Challenge → Check every line below for the word "метров" and copy the ones that have it.
···
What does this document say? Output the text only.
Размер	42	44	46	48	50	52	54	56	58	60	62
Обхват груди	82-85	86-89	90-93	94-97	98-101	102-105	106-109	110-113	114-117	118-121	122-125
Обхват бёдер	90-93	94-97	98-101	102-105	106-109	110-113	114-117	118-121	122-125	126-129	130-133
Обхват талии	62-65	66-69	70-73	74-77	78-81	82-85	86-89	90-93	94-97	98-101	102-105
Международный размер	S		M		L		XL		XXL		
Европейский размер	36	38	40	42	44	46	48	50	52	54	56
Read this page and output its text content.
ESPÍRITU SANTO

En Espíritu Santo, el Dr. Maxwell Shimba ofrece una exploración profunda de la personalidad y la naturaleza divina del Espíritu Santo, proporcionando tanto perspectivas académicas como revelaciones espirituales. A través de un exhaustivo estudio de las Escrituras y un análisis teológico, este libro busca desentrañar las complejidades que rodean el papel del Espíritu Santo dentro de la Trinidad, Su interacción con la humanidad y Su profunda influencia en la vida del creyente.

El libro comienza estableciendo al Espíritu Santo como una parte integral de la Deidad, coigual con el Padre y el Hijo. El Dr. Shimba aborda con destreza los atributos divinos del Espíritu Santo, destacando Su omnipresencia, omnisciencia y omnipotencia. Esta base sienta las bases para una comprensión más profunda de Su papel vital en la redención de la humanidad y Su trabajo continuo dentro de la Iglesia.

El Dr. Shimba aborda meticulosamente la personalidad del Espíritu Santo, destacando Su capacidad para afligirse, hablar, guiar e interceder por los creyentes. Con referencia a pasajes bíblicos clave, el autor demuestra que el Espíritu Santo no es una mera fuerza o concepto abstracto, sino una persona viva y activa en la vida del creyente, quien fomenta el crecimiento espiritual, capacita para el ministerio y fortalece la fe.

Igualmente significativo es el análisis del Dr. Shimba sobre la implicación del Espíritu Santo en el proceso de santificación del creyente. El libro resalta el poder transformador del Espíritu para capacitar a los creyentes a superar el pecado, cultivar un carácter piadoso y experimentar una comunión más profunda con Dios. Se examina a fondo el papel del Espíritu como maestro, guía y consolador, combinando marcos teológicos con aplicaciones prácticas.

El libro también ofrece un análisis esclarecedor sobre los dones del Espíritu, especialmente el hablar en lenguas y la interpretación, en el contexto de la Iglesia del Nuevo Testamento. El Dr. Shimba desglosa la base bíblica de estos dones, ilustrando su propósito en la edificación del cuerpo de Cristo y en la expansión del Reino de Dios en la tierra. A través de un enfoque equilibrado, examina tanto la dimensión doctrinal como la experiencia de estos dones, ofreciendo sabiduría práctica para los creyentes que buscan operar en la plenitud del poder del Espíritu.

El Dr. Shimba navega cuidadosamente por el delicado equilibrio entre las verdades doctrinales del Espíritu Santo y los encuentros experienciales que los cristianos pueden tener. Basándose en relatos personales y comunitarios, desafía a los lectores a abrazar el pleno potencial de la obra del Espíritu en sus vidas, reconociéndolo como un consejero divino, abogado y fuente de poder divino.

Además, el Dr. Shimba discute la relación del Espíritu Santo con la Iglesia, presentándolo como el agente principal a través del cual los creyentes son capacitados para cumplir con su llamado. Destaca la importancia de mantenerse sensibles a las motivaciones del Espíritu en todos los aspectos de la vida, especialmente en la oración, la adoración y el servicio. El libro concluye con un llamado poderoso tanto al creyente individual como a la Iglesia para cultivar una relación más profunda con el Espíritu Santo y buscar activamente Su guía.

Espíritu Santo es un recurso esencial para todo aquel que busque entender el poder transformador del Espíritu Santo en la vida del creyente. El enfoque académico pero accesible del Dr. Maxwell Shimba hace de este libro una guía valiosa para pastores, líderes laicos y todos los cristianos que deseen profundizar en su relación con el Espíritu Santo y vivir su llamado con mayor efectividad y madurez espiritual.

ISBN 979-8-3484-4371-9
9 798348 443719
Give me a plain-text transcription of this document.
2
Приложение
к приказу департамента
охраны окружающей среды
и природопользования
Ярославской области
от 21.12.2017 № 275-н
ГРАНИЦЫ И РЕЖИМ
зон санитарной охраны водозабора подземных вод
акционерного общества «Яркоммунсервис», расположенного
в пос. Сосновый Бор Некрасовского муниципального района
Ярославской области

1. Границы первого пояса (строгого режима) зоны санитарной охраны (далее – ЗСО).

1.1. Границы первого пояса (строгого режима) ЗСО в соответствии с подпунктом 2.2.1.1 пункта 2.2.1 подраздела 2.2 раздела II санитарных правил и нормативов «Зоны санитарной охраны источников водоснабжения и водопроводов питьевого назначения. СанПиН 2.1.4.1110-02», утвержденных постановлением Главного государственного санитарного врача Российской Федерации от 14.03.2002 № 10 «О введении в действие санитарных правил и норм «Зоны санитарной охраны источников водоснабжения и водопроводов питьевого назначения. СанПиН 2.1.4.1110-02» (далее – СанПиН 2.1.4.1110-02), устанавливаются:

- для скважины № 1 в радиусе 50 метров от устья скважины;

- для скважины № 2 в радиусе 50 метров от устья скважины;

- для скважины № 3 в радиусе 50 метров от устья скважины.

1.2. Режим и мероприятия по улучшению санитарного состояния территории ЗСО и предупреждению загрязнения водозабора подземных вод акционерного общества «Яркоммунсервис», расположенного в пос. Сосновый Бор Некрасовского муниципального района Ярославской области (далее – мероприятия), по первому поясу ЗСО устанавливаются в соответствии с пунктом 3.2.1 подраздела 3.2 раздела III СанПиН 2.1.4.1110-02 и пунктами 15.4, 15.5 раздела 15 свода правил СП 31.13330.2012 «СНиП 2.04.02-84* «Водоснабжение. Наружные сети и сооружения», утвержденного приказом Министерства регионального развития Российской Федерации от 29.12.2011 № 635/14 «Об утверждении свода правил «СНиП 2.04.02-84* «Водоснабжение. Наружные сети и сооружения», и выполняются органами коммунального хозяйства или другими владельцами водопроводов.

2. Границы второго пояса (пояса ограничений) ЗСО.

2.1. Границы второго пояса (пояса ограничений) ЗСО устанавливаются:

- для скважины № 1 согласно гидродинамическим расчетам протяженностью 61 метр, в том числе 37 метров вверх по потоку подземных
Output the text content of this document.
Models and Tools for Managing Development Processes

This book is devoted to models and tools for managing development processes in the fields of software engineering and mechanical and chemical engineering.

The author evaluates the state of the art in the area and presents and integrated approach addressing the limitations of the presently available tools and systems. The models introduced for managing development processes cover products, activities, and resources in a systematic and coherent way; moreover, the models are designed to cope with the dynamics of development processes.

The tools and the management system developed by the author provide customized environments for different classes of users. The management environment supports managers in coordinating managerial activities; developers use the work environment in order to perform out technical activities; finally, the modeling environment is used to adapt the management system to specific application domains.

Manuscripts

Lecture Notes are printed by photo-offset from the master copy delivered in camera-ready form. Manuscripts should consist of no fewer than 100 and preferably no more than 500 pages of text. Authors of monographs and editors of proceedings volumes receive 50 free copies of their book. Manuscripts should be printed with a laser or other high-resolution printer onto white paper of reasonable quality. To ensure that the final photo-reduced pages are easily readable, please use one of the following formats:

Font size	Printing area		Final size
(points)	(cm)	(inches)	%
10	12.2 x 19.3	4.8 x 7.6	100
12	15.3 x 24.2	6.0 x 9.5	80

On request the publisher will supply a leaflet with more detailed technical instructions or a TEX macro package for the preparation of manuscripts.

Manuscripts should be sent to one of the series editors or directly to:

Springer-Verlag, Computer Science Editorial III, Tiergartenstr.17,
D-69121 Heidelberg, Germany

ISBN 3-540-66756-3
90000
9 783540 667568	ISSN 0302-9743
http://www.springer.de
···
Task answer →
- для скважины № 1 в радиусе 50 метров от устья скважины;
- для скважины № 2 в радиусе 50 метров от устья скважины;
- для скважины № 3 в радиусе 50 метров от устья скважины.
- для скважины № 1 согласно гидродинамическим расчетам протяженностью 61 метр, в том числе 37 метров вверх по потоку подземных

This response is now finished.